» Exercise instructions: Each line of the material below should be reproduced exactly.

## BEGIN Excerpted data

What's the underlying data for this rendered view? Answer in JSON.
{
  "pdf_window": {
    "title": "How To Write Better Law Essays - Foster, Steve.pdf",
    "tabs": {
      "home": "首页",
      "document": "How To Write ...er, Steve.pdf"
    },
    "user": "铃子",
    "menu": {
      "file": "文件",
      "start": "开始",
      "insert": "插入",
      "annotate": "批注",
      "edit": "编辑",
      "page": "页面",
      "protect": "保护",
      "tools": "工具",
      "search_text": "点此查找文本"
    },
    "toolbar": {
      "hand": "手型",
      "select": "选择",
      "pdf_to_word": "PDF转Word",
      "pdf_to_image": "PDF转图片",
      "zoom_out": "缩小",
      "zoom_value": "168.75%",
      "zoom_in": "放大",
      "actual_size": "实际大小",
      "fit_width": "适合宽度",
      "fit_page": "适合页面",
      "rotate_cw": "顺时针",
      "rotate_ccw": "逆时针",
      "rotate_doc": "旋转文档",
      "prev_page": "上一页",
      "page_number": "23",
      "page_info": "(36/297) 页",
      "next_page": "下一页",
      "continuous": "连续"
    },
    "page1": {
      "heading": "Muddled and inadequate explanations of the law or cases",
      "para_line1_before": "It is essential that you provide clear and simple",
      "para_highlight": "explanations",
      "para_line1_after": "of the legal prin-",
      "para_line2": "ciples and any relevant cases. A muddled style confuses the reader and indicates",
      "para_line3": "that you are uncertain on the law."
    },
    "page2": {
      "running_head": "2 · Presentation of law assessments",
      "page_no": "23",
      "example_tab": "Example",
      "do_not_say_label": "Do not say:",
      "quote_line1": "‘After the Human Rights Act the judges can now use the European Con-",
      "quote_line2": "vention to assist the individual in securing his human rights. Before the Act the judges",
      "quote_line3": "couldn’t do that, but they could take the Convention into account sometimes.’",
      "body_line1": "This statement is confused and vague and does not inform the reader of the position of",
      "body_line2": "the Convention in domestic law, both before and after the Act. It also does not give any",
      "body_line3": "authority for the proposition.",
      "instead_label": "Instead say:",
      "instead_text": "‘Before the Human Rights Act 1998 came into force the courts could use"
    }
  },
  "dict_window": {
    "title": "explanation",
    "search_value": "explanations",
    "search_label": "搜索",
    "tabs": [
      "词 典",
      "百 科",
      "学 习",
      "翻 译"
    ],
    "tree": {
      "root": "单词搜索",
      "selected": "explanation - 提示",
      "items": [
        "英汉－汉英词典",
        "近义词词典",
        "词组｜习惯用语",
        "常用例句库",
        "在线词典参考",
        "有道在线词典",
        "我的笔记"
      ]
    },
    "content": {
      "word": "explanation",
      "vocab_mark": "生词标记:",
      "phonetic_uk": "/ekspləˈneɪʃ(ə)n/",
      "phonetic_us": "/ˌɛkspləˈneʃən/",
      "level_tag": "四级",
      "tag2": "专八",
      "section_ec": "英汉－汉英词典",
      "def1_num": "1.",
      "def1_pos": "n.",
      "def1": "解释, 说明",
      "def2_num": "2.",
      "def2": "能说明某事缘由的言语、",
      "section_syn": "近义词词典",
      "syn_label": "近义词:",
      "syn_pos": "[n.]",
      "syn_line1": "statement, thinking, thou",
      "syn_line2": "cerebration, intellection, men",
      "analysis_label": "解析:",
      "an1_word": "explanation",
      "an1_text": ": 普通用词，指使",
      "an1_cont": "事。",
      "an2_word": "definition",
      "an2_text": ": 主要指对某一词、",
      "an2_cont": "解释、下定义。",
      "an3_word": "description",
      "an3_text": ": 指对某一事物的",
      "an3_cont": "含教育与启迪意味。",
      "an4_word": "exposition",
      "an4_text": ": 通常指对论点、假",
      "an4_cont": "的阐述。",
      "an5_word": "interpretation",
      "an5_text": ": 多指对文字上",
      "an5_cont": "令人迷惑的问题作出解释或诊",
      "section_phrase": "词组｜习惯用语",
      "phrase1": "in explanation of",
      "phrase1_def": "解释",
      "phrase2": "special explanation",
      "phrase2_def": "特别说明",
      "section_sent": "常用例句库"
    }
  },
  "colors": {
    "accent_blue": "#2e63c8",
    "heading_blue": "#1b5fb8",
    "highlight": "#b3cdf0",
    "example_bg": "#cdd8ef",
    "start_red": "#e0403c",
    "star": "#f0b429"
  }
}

## END Excerpted data

» Task solution:
What's the underlying data for this rendered view? Answer in JSON.
{
  "pdf_window": {
    "title": "How To Write Better Law Essays - Foster, Steve.pdf",
    "tabs": {
      "home": "首页",
      "document": "How To Write ...er, Steve.pdf"
    },
    "user": "铃子",
    "menu": {
      "file": "文件",
      "start": "开始",
      "insert": "插入",
      "annotate": "批注",
      "edit": "编辑",
      "page": "页面",
      "protect": "保护",
      "tools": "工具",
      "search_text": "点此查找文本"
    },
    "toolbar": {
      "hand": "手型",
      "select": "选择",
      "pdf_to_word": "PDF转Word",
      "pdf_to_image": "PDF转图片",
      "zoom_out": "缩小",
      "zoom_value": "168.75%",
      "zoom_in": "放大",
      "actual_size": "实际大小",
      "fit_width": "适合宽度",
      "fit_page": "适合页面",
      "rotate_cw": "顺时针",
      "rotate_ccw": "逆时针",
      "rotate_doc": "旋转文档",
      "prev_page": "上一页",
      "page_number": "23",
      "page_info": "(36/297) 页",
      "next_page": "下一页",
      "continuous": "连续"
    },
    "page1": {
      "heading": "Muddled and inadequate explanations of the law or cases",
      "para_line1_before": "It is essential that you provide clear and simple",
      "para_highlight": "explanations",
      "para_line1_after": "of the legal prin-",
      "para_line2": "ciples and any relevant cases. A muddled style confuses the reader and indicates",
      "para_line3": "that you are uncertain on the law."
    },
    "page2": {
      "running_head": "2 · Presentation of law assessments",
      "page_no": "23",
      "example_tab": "Example",
      "do_not_say_label": "Do not say:",
      "quote_line1": "‘After the Human Rights Act the judges can now use the European Con-",
      "quote_line2": "vention to assist the individual in securing his human rights. Before the Act the judges",
      "quote_line3": "couldn’t do that, but they could take the Convention into account sometimes.’",
      "body_line1": "This statement is confused and vague and does not inform the reader of the position of",
      "body_line2": "the Convention in domestic law, both before and after the Act. It also does not give any",
      "body_line3": "authority for the proposition.",
      "instead_label": "Instead say:",
      "instead_text": "‘Before the Human Rights Act 1998 came into force the courts could use"
    }
  },
  "dict_window": {
    "title": "explanation",
    "search_value": "explanations",
    "search_label": "搜索",
    "tabs": [
      "词 典",
      "百 科",
      "学 习",
      "翻 译"
    ],
    "tree": {
      "root": "单词搜索",
      "selected": "explanation - 提示",
      "items": [
        "英汉－汉英词典",
        "近义词词典",
        "词组｜习惯用语",
        "常用例句库",
        "在线词典参考",
        "有道在线词典",
        "我的笔记"
      ]
    },
    "content": {
      "word": "explanation",
      "vocab_mark": "生词标记:",
      "phonetic_uk": "/ekspləˈneɪʃ(ə)n/",
      "phonetic_us": "/ˌɛkspləˈneʃən/",
      "level_tag": "四级",
      "tag2": "专八",
      "section_ec": "英汉－汉英词典",
      "def1_num": "1.",
      "def1_pos": "n.",
      "def1": "解释, 说明",
      "def2_num": "2.",
      "def2": "能说明某事缘由的言语、",
      "section_syn": "近义词词典",
      "syn_label": "近义词:",
      "syn_pos": "[n.]",
      "syn_line1": "statement, thinking, thou",
      "syn_line2": "cerebration, intellection, men",
      "analysis_label": "解析:",
      "an1_word": "explanation",
      "an1_text": ": 普通用词，指使",
      "an1_cont": "事。",
      "an2_word": "definition",
      "an2_text": ": 主要指对某一词、",
      "an2_cont": "解释、下定义。",
      "an3_word": "description",
      "an3_text": ": 指对某一事物的",
      "an3_cont": "含教育与启迪意味。",
      "an4_word": "exposition",
      "an4_text": ": 通常指对论点、假",
      "an4_cont": "的阐述。",
      "an5_word": "interpretation",
      "an5_text": ": 多指对文字上",
      "an5_cont": "令人迷惑的问题作出解释或诊",
      "section_phrase": "词组｜习惯用语",
      "phrase1": "in explanation of",
      "phrase1_def": "解释",
      "phrase2": "special explanation",
      "phrase2_def": "特别说明",
      "section_sent": "常用例句库"
    }
  },
  "colors": {
    "accent_blue": "#2e63c8",
    "heading_blue": "#1b5fb8",
    "highlight": "#b3cdf0",
    "example_bg": "#cdd8ef",
    "start_red": "#e0403c",
    "star": "#f0b429"
  }
}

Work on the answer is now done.